───── PAGE EXTRACT

Story by Al and Photos by Jan











Our Trip to Yellowstone Part 1




















Once again we emerge from the desert southwest like a butterfly from its desiccated cocoon.This time our destination is a little corner of Northwest Wyoming called Yellowstone.For those of you who don't know, state route 95 is split into an Arizona branch and a California branch.

On our first day we opted for the California side. Believe me the west side is certainly not the best side as this was one of the roughest roads here-to-fore on this leg of our journey. We can certainly say that California is truly broke (in more than one way). Day one drew to a close at one of our favorite way-points, Cal-Nev-Ari. This little speck on the map is a community of some 400 people set on US highway 95 about 70 miles south from Las Vegas, Nevada. Cal-Nev-Ari was created in the mid 1960’s by Nancy and Slim Kidwell, who acquired a 640 acre section of land (and water rights) from the U.S. Government and commenced development of an airport-based community. In addition to the FAA designated airport, the community has grown over the years to include a casino, motel, RV and mobile home parks, convenience market, and over 100 residential lots. This little respite prepared us for a full bored non-stop run through Las Vegas to start day two. By the way, with Slim and Mary getting up in years, the town is for sale.

──────────
───── RAW DATA

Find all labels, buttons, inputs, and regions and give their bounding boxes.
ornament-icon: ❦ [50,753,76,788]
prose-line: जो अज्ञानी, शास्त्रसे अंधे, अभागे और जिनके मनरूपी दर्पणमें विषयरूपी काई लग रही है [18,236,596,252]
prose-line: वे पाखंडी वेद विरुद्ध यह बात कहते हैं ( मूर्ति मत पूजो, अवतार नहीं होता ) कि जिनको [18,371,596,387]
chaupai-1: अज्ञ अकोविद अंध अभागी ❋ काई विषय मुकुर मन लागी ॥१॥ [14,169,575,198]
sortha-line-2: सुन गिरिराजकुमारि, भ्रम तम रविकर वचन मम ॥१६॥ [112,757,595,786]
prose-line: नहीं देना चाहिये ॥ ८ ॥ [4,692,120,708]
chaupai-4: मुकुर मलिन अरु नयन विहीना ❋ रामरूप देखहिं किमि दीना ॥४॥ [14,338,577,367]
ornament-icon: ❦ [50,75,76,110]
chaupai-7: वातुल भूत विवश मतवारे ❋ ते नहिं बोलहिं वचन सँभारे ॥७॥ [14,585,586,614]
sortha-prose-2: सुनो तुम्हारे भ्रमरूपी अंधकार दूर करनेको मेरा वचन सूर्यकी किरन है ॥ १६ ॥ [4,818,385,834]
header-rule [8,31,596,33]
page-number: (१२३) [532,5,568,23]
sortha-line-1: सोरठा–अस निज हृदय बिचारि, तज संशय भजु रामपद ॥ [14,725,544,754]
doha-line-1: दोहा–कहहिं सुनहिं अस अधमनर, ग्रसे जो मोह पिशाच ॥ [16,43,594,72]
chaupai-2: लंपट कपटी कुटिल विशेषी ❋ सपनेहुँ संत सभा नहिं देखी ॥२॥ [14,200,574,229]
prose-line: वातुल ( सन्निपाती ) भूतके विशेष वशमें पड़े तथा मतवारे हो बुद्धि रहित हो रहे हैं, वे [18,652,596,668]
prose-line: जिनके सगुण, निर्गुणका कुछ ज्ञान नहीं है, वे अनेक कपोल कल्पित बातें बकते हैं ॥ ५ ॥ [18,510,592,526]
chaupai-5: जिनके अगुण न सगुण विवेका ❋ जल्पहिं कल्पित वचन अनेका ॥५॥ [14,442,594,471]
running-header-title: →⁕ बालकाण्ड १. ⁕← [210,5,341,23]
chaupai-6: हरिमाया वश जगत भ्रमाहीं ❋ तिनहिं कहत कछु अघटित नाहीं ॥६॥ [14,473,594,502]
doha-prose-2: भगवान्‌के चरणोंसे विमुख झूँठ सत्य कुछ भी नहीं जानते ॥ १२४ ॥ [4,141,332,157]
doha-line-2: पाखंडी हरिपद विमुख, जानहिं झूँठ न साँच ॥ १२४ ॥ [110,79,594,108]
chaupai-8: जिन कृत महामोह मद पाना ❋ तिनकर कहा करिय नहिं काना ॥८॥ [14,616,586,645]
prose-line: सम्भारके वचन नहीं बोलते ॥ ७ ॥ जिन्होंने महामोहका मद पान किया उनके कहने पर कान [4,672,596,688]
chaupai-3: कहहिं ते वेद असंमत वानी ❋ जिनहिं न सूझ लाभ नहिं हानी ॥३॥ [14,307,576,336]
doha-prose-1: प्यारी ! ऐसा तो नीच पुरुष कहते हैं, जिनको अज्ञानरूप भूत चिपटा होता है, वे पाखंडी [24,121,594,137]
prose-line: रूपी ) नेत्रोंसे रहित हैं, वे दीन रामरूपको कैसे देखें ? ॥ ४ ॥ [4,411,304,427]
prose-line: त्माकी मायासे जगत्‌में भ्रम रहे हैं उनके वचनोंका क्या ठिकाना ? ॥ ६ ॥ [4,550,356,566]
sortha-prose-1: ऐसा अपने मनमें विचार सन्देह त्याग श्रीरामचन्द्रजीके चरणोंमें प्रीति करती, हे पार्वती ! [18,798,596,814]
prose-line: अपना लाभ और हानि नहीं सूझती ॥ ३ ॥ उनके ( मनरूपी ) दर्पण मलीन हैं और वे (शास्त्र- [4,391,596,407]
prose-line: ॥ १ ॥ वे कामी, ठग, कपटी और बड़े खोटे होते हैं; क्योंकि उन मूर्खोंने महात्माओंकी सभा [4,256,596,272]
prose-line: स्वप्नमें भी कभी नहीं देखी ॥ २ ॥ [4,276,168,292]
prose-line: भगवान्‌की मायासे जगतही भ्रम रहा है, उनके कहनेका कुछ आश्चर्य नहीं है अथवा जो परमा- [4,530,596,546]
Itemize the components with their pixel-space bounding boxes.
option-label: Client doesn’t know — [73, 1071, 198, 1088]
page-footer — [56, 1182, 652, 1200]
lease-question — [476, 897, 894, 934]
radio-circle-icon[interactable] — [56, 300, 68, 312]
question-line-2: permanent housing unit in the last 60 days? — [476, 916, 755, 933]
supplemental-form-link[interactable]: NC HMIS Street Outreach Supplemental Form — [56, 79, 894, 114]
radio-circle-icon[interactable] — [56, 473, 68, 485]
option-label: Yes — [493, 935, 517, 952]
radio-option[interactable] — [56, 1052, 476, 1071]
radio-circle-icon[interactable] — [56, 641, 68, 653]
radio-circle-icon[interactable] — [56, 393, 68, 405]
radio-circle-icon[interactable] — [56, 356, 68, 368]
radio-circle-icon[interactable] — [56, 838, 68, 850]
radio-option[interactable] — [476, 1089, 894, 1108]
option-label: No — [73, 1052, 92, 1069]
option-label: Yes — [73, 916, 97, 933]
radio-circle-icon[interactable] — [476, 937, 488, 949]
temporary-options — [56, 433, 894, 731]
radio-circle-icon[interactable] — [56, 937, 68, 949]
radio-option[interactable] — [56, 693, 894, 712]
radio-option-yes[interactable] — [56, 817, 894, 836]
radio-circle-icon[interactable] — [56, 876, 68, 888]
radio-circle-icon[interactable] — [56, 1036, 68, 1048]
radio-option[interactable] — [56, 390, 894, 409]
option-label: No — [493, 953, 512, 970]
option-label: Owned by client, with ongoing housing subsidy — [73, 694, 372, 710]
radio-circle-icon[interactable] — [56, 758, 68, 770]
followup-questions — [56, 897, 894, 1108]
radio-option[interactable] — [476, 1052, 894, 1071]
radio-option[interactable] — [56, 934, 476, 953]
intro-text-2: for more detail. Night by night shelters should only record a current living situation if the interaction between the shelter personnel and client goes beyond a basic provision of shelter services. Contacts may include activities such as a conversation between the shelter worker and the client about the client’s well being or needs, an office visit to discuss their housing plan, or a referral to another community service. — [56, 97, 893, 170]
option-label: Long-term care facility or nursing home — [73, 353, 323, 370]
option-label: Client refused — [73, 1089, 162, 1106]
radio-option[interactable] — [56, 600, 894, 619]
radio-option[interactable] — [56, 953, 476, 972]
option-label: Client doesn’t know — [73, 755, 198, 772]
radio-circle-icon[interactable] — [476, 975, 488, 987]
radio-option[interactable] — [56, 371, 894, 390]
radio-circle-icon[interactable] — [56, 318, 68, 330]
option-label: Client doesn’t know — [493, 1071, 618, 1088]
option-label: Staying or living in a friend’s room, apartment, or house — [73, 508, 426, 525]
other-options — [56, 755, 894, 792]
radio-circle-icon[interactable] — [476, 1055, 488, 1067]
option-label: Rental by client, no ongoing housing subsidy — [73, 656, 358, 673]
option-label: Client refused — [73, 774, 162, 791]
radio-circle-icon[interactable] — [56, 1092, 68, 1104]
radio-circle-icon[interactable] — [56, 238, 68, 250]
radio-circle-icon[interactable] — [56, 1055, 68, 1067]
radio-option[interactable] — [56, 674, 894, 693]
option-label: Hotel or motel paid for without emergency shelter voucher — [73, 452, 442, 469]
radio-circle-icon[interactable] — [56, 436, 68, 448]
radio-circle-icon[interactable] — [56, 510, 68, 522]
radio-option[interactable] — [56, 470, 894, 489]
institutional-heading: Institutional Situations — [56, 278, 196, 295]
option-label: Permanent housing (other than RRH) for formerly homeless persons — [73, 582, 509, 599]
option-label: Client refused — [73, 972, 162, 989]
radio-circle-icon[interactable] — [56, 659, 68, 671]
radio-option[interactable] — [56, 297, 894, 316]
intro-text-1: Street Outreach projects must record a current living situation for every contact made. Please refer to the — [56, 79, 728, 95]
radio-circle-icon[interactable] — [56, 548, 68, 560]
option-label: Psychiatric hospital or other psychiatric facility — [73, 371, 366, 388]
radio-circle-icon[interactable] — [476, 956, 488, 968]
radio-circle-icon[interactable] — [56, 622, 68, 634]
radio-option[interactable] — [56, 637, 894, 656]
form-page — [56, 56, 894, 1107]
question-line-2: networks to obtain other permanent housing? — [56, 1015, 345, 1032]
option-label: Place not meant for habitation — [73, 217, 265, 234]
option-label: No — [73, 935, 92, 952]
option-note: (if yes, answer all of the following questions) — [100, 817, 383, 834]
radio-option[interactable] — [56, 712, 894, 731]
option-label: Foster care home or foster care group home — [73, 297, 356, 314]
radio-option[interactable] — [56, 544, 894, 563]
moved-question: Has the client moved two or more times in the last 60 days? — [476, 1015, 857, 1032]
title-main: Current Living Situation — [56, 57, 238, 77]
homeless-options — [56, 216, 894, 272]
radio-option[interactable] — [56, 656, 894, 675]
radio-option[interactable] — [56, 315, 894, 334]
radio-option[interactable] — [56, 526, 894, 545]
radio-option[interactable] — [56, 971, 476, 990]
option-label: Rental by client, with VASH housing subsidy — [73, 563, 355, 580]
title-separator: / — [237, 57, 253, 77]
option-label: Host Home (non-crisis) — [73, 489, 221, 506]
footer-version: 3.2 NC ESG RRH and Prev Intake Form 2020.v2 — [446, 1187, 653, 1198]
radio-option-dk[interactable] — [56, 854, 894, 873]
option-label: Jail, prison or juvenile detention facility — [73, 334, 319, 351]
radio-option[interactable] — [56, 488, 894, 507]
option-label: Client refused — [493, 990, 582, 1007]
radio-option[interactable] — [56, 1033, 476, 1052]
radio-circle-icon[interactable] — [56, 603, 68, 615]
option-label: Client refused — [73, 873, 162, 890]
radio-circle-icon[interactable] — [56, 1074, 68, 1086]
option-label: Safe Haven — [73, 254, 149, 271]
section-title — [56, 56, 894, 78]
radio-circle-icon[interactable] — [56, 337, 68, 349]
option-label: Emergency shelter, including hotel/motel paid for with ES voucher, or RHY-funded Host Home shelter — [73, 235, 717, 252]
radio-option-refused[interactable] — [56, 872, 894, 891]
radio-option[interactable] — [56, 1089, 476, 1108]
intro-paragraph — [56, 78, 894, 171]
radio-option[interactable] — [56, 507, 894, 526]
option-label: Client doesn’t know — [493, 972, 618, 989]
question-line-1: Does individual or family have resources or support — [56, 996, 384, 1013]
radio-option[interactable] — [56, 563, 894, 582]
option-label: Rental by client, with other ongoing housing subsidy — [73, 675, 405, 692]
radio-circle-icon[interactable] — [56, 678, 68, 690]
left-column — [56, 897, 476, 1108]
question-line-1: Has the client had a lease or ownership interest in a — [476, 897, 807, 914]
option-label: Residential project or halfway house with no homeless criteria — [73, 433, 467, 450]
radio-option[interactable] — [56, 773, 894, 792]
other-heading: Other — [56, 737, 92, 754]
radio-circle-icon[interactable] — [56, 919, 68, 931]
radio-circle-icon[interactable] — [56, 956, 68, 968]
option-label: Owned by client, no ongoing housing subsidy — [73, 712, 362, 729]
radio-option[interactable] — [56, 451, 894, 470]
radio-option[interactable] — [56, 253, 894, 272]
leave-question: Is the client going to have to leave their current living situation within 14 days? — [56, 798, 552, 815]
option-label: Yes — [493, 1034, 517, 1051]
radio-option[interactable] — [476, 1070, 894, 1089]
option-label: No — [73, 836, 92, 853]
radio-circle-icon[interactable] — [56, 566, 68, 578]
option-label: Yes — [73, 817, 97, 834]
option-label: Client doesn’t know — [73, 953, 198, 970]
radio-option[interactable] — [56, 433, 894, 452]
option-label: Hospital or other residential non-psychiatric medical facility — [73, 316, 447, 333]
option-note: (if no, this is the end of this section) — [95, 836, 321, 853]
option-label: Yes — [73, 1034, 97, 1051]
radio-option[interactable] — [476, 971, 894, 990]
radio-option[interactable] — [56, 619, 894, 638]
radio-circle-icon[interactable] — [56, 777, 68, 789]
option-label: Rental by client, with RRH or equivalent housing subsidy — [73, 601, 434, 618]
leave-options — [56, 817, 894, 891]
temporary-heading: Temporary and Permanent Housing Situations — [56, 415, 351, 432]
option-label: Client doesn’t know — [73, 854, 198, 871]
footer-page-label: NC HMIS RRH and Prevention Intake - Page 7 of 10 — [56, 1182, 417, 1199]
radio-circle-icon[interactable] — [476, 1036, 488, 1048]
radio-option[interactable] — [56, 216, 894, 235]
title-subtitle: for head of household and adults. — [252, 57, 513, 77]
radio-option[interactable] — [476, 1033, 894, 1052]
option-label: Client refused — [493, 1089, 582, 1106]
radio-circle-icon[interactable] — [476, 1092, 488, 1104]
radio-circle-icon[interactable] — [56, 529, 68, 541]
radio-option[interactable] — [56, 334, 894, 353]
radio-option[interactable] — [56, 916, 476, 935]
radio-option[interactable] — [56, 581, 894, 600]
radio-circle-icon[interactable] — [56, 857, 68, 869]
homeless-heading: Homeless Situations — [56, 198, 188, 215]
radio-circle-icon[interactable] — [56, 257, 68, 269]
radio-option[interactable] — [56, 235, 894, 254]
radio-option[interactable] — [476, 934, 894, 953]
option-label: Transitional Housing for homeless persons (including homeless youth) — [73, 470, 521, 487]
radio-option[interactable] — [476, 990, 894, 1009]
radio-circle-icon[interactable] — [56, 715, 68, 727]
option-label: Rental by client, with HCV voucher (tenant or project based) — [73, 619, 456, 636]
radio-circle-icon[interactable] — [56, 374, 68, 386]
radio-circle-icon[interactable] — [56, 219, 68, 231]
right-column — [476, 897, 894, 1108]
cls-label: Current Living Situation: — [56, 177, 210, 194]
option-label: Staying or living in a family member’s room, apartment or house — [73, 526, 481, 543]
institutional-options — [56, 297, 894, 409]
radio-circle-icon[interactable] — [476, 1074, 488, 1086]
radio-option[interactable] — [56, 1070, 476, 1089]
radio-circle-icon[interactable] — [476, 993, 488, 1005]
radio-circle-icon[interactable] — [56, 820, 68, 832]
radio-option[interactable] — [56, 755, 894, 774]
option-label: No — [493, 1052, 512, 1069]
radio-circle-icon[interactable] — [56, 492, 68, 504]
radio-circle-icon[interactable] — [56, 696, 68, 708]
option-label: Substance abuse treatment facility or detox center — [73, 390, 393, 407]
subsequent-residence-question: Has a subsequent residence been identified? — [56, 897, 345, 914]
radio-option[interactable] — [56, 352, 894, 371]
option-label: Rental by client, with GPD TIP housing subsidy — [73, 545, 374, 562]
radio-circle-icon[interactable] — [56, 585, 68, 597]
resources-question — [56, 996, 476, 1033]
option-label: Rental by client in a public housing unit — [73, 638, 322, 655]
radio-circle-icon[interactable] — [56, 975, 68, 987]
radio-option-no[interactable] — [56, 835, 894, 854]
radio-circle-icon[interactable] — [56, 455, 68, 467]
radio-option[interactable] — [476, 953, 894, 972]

──────────

EXERCISE SET >>
#1 In the Yellowstone trip story, about how far south of Las Vegas is Cal-Nev-Ari?
#2 Continue the Yellowstone trip story from where it stops.

ANSWERS IN ORDER >>
#1 About 70 miles.

#2
We almost cleanly escaped the vices of Vegas when we were beset by one of the ten plagues of Egypt. Just north of the city on Interstate 15, what initially seemed to be an instantaneous and furious deluge of rain from a pop-up storm turned out to be thousands of airborne "bugs." The assaulting arthropods produced an auditory semblance to hail upon the front of the coach, covering just about every inch of the windshield.

To shake off the frantic first days of our journey, we decided to spend the next three days in Leeds, Utah as a home base to do a little sightseeing. This little shot in the dark park, nestled in the heart of Dixie's Color Country at the base of Pine Valley Mountain, proved to be a pleasant surprise.

With limited time, we decided to cram visits to two National Parks, Zion and Bryce, in one day. Words can not do justice to these national treasurers, so I will defer to our photographic journal. The commonality of both parks is the fact that one can get so close to the geological immensity housed by both. The proximity tricks the brain as it tries to align size and perception, resulting in a sensation of extreme dizziness.
We were so close to the precipice presented that I chewed up a pair of underclothing as the awe of the environment forced me to my knees, not in prayer, but rather for emotional stability.



















Two major rock formations were evident. Bryce is noted for "Hoodoos." Hoodoos are tall skinny spires of rock that protrude from the bottom of arid basins and "broken" lands. The formations range in size from that of an average human to heights exceeding a 10-story building. Formed in sedimentary rock, hoodoo shapes are affected by the erosional patterns of alternating hard and softer rock layers. The name given to the rock layer that forms hoodoos at Bryce Canyon is the Claron Formation.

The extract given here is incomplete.